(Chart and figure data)
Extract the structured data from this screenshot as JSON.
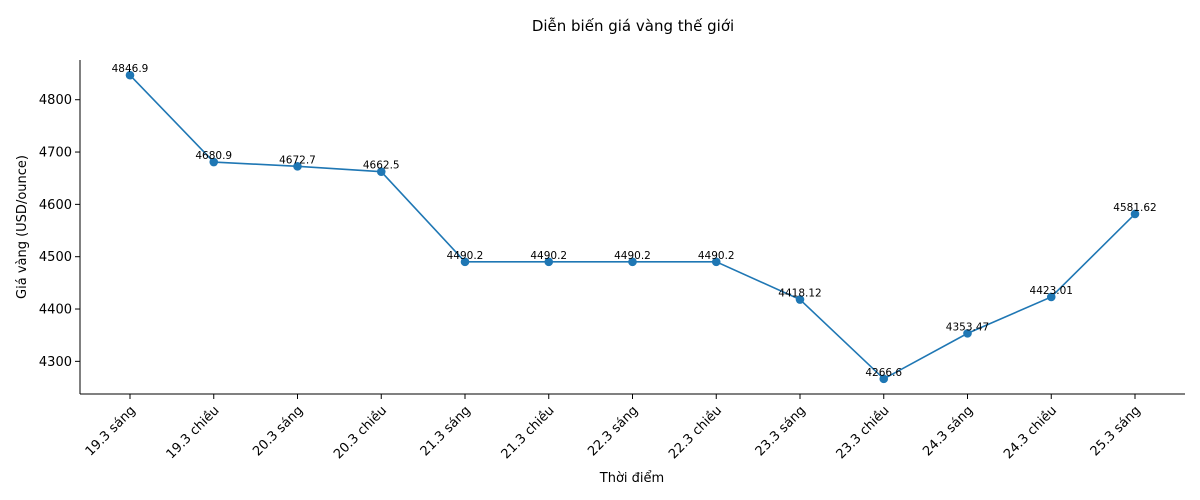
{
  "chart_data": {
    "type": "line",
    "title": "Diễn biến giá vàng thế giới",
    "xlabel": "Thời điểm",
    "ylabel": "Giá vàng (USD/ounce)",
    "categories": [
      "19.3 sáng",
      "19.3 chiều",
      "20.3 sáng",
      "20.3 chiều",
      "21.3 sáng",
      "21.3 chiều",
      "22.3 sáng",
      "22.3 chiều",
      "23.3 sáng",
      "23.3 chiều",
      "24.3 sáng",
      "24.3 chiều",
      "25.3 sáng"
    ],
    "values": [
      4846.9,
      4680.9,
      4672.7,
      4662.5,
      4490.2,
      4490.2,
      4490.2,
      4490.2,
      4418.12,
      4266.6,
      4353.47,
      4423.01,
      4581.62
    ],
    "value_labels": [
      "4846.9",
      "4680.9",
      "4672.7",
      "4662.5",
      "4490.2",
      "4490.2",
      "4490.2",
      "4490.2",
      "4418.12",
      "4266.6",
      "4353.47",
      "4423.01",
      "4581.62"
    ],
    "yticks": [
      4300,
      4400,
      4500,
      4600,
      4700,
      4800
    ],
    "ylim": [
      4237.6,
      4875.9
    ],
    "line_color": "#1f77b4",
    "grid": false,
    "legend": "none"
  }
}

PROBLEM TO WORK ON:
Reproduce every line precisely as given, omitting all pictures.

EXERCISE RESPONSE:
Extract the structured data from this screenshot as JSON.
{
  "chart_data": {
    "type": "line",
    "title": "Diễn biến giá vàng thế giới",
    "xlabel": "Thời điểm",
    "ylabel": "Giá vàng (USD/ounce)",
    "categories": [
      "19.3 sáng",
      "19.3 chiều",
      "20.3 sáng",
      "20.3 chiều",
      "21.3 sáng",
      "21.3 chiều",
      "22.3 sáng",
      "22.3 chiều",
      "23.3 sáng",
      "23.3 chiều",
      "24.3 sáng",
      "24.3 chiều",
      "25.3 sáng"
    ],
    "values": [
      4846.9,
      4680.9,
      4672.7,
      4662.5,
      4490.2,
      4490.2,
      4490.2,
      4490.2,
      4418.12,
      4266.6,
      4353.47,
      4423.01,
      4581.62
    ],
    "value_labels": [
      "4846.9",
      "4680.9",
      "4672.7",
      "4662.5",
      "4490.2",
      "4490.2",
      "4490.2",
      "4490.2",
      "4418.12",
      "4266.6",
      "4353.47",
      "4423.01",
      "4581.62"
    ],
    "yticks": [
      4300,
      4400,
      4500,
      4600,
      4700,
      4800
    ],
    "ylim": [
      4237.6,
      4875.9
    ],
    "line_color": "#1f77b4",
    "grid": false,
    "legend": "none"
  }
}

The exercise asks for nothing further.